◆ Data records ◆
#####

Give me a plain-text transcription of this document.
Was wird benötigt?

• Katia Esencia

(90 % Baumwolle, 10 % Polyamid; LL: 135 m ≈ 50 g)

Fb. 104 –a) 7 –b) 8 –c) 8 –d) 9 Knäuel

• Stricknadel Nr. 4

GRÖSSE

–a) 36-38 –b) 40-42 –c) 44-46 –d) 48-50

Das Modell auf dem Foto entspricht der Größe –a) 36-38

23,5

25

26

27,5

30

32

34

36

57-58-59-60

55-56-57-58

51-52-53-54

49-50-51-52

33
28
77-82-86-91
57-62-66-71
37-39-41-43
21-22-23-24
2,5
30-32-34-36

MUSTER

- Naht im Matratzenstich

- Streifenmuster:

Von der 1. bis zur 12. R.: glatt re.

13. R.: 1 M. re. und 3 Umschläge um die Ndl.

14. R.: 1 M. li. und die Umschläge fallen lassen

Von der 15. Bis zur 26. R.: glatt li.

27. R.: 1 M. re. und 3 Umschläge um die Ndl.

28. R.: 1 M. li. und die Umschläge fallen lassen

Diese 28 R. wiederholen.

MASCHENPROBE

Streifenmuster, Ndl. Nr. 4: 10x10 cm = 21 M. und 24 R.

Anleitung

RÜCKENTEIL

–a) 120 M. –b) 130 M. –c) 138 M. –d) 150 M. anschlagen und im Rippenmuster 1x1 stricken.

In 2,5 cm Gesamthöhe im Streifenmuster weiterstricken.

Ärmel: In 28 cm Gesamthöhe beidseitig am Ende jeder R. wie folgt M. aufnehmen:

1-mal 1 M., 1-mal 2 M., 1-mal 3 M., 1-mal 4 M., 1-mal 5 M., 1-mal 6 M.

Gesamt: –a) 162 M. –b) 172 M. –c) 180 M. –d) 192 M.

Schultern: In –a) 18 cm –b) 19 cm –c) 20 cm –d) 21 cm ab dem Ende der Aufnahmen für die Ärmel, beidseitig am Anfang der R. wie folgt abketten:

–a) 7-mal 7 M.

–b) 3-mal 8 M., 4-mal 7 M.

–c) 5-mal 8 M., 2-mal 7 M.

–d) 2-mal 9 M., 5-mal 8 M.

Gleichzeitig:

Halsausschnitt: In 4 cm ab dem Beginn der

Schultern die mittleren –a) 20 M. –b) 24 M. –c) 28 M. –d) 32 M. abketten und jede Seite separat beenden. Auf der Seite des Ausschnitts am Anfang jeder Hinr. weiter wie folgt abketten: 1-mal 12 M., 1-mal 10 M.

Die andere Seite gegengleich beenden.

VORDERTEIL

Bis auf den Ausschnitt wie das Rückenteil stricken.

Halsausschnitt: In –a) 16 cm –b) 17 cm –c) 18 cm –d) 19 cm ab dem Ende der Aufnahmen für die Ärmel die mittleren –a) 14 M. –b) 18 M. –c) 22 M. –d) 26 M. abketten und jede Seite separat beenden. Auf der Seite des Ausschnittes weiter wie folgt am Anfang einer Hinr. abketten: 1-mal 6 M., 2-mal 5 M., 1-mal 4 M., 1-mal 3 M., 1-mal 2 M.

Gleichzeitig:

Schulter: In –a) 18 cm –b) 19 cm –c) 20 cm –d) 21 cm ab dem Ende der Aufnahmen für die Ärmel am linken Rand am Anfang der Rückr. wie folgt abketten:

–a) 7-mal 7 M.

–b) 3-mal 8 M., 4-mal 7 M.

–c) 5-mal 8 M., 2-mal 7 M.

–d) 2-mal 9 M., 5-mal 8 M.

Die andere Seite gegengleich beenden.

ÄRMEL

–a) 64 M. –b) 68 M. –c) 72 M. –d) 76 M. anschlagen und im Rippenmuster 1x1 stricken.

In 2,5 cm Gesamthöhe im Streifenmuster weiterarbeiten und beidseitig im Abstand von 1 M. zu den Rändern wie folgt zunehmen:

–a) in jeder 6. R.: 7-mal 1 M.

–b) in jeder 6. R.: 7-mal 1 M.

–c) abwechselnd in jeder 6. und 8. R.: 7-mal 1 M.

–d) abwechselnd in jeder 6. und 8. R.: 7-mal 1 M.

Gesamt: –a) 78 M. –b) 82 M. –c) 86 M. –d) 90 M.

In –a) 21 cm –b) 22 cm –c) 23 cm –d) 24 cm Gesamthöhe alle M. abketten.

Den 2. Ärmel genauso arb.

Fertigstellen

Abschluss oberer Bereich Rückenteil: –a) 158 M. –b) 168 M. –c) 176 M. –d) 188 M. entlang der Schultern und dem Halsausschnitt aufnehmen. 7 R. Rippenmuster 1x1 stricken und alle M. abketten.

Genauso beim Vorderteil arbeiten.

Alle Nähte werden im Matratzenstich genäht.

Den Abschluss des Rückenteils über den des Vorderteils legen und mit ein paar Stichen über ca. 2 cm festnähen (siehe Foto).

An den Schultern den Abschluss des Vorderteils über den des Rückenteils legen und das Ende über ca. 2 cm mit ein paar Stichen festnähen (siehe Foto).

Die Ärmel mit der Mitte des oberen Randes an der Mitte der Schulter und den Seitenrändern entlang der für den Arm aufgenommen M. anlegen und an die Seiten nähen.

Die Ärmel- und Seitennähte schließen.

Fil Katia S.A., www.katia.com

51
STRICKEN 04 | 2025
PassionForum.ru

#####

◆ ASSIGNED TASK ◆
Each record should come back exactly as written.

◆ SOLUTION FOR THIS TASK ◆
Give me a plain-text transcription of this document.
Was wird benötigt?

• Katia Esencia

(90 % Baumwolle, 10 % Polyamid; LL: 135 m ≈ 50 g)

Fb. 104 –a) 7 –b) 8 –c) 8 –d) 9 Knäuel

• Stricknadel Nr. 4

GRÖSSE

–a) 36-38 –b) 40-42 –c) 44-46 –d) 48-50

Das Modell auf dem Foto entspricht der Größe –a) 36-38

23,5

25

26

27,5

30

32

34

36

57-58-59-60

55-56-57-58

51-52-53-54

49-50-51-52

33
28
77-82-86-91
57-62-66-71
37-39-41-43
21-22-23-24
2,5
30-32-34-36

MUSTER

- Naht im Matratzenstich

- Streifenmuster:

Von der 1. bis zur 12. R.: glatt re.

13. R.: 1 M. re. und 3 Umschläge um die Ndl.

14. R.: 1 M. li. und die Umschläge fallen lassen

Von der 15. Bis zur 26. R.: glatt li.

27. R.: 1 M. re. und 3 Umschläge um die Ndl.

28. R.: 1 M. li. und die Umschläge fallen lassen

Diese 28 R. wiederholen.

MASCHENPROBE

Streifenmuster, Ndl. Nr. 4: 10x10 cm = 21 M. und 24 R.

Anleitung

RÜCKENTEIL

–a) 120 M. –b) 130 M. –c) 138 M. –d) 150 M. anschlagen und im Rippenmuster 1x1 stricken.

In 2,5 cm Gesamthöhe im Streifenmuster weiterstricken.

Ärmel: In 28 cm Gesamthöhe beidseitig am Ende jeder R. wie folgt M. aufnehmen:

1-mal 1 M., 1-mal 2 M., 1-mal 3 M., 1-mal 4 M., 1-mal 5 M., 1-mal 6 M.

Gesamt: –a) 162 M. –b) 172 M. –c) 180 M. –d) 192 M.

Schultern: In –a) 18 cm –b) 19 cm –c) 20 cm –d) 21 cm ab dem Ende der Aufnahmen für die Ärmel, beidseitig am Anfang der R. wie folgt abketten:

–a) 7-mal 7 M.

–b) 3-mal 8 M., 4-mal 7 M.

–c) 5-mal 8 M., 2-mal 7 M.

–d) 2-mal 9 M., 5-mal 8 M.

Gleichzeitig:

Halsausschnitt: In 4 cm ab dem Beginn der

Schultern die mittleren –a) 20 M. –b) 24 M. –c) 28 M. –d) 32 M. abketten und jede Seite separat beenden. Auf der Seite des Ausschnitts am Anfang jeder Hinr. weiter wie folgt abketten: 1-mal 12 M., 1-mal 10 M.

Die andere Seite gegengleich beenden.

VORDERTEIL

Bis auf den Ausschnitt wie das Rückenteil stricken.

Halsausschnitt: In –a) 16 cm –b) 17 cm –c) 18 cm –d) 19 cm ab dem Ende der Aufnahmen für die Ärmel die mittleren –a) 14 M. –b) 18 M. –c) 22 M. –d) 26 M. abketten und jede Seite separat beenden. Auf der Seite des Ausschnittes weiter wie folgt am Anfang einer Hinr. abketten: 1-mal 6 M., 2-mal 5 M., 1-mal 4 M., 1-mal 3 M., 1-mal 2 M.

Gleichzeitig:

Schulter: In –a) 18 cm –b) 19 cm –c) 20 cm –d) 21 cm ab dem Ende der Aufnahmen für die Ärmel am linken Rand am Anfang der Rückr. wie folgt abketten:

–a) 7-mal 7 M.

–b) 3-mal 8 M., 4-mal 7 M.

–c) 5-mal 8 M., 2-mal 7 M.

–d) 2-mal 9 M., 5-mal 8 M.

Die andere Seite gegengleich beenden.

ÄRMEL

–a) 64 M. –b) 68 M. –c) 72 M. –d) 76 M. anschlagen und im Rippenmuster 1x1 stricken.

In 2,5 cm Gesamthöhe im Streifenmuster weiterarbeiten und beidseitig im Abstand von 1 M. zu den Rändern wie folgt zunehmen:

–a) in jeder 6. R.: 7-mal 1 M.

–b) in jeder 6. R.: 7-mal 1 M.

–c) abwechselnd in jeder 6. und 8. R.: 7-mal 1 M.

–d) abwechselnd in jeder 6. und 8. R.: 7-mal 1 M.

Gesamt: –a) 78 M. –b) 82 M. –c) 86 M. –d) 90 M.

In –a) 21 cm –b) 22 cm –c) 23 cm –d) 24 cm Gesamthöhe alle M. abketten.

Den 2. Ärmel genauso arb.

Fertigstellen

Abschluss oberer Bereich Rückenteil: –a) 158 M. –b) 168 M. –c) 176 M. –d) 188 M. entlang der Schultern und dem Halsausschnitt aufnehmen. 7 R. Rippenmuster 1x1 stricken und alle M. abketten.

Genauso beim Vorderteil arbeiten.

Alle Nähte werden im Matratzenstich genäht.

Den Abschluss des Rückenteils über den des Vorderteils legen und mit ein paar Stichen über ca. 2 cm festnähen (siehe Foto).

An den Schultern den Abschluss des Vorderteils über den des Rückenteils legen und das Ende über ca. 2 cm mit ein paar Stichen festnähen (siehe Foto).

Die Ärmel mit der Mitte des oberen Randes an der Mitte der Schulter und den Seitenrändern entlang der für den Arm aufgenommen M. anlegen und an die Seiten nähen.

Die Ärmel- und Seitennähte schließen.

Fil Katia S.A., www.katia.com

51
STRICKEN 04 | 2025
PassionForum.ru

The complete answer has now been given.